(Data items)

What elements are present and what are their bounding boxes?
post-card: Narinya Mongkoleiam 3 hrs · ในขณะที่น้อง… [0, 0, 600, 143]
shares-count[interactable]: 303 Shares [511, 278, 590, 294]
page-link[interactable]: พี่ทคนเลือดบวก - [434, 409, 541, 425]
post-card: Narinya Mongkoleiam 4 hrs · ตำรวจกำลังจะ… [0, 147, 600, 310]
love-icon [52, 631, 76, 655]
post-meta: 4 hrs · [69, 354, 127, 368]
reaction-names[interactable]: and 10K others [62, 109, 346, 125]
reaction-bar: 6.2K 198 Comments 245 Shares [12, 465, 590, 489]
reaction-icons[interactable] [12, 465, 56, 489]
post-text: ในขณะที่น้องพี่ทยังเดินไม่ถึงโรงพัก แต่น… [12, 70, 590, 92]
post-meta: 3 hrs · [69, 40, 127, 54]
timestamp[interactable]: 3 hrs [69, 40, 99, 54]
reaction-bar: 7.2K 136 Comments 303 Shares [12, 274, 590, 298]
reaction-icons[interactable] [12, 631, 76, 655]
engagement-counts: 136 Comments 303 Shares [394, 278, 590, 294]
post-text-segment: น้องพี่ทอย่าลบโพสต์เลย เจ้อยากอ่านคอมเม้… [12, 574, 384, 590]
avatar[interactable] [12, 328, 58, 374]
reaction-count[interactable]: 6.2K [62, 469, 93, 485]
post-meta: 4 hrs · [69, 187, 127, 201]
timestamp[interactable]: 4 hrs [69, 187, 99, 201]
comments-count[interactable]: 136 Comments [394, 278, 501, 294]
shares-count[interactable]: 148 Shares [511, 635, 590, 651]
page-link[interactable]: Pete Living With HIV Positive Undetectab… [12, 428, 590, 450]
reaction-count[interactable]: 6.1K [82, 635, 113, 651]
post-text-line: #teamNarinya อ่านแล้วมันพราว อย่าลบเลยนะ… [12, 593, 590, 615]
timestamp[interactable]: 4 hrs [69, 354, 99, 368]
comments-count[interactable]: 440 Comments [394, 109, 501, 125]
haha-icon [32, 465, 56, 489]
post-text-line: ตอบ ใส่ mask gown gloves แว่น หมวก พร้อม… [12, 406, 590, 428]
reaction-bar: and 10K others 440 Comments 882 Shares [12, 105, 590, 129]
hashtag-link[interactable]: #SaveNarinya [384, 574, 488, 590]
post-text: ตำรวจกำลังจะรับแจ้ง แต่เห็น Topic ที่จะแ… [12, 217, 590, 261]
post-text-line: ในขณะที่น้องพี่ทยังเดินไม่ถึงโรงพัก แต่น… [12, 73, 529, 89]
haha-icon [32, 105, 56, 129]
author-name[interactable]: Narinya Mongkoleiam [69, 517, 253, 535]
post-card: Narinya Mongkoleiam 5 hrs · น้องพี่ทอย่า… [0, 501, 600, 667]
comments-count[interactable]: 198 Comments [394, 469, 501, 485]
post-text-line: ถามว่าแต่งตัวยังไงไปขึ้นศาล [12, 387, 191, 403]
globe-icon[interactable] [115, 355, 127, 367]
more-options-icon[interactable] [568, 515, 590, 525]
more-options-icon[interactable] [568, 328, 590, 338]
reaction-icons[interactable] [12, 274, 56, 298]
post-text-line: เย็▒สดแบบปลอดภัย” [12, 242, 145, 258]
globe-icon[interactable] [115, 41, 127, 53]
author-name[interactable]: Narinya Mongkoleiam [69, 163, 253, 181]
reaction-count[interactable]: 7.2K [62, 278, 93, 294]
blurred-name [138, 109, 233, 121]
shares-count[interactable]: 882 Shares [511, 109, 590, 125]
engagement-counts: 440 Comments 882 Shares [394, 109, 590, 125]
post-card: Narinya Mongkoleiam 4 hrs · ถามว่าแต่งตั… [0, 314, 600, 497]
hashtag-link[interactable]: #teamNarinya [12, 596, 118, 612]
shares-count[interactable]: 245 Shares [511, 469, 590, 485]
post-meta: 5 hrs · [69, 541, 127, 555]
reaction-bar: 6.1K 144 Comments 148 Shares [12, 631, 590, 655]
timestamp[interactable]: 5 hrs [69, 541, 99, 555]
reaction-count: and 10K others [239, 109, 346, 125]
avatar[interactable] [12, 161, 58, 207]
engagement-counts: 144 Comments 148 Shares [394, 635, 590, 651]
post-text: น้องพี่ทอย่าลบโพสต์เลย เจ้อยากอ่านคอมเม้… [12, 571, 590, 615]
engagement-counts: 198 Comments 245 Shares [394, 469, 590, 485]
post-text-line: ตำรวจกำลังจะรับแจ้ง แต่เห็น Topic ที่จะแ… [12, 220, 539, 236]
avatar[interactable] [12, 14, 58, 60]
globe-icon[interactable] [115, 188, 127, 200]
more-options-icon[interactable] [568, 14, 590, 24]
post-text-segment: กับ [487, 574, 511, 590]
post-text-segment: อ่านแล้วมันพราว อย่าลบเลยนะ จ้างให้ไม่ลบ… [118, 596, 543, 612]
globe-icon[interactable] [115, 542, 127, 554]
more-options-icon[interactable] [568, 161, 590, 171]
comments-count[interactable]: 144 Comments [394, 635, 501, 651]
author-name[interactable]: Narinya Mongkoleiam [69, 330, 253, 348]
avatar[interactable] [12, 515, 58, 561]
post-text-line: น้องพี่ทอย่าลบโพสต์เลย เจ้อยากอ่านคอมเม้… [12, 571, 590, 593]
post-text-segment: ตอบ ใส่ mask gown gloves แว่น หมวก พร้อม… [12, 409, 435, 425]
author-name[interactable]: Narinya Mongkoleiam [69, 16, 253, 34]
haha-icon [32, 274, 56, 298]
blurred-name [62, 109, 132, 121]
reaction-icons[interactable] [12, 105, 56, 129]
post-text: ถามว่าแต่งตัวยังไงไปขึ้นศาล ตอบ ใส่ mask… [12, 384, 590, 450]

**WRITTEN PROBLEM**.
How many lines in the items contain the string "หมวก"? Reply with the number only.

**OUTPUT FOR THIS EXERCISE**.
2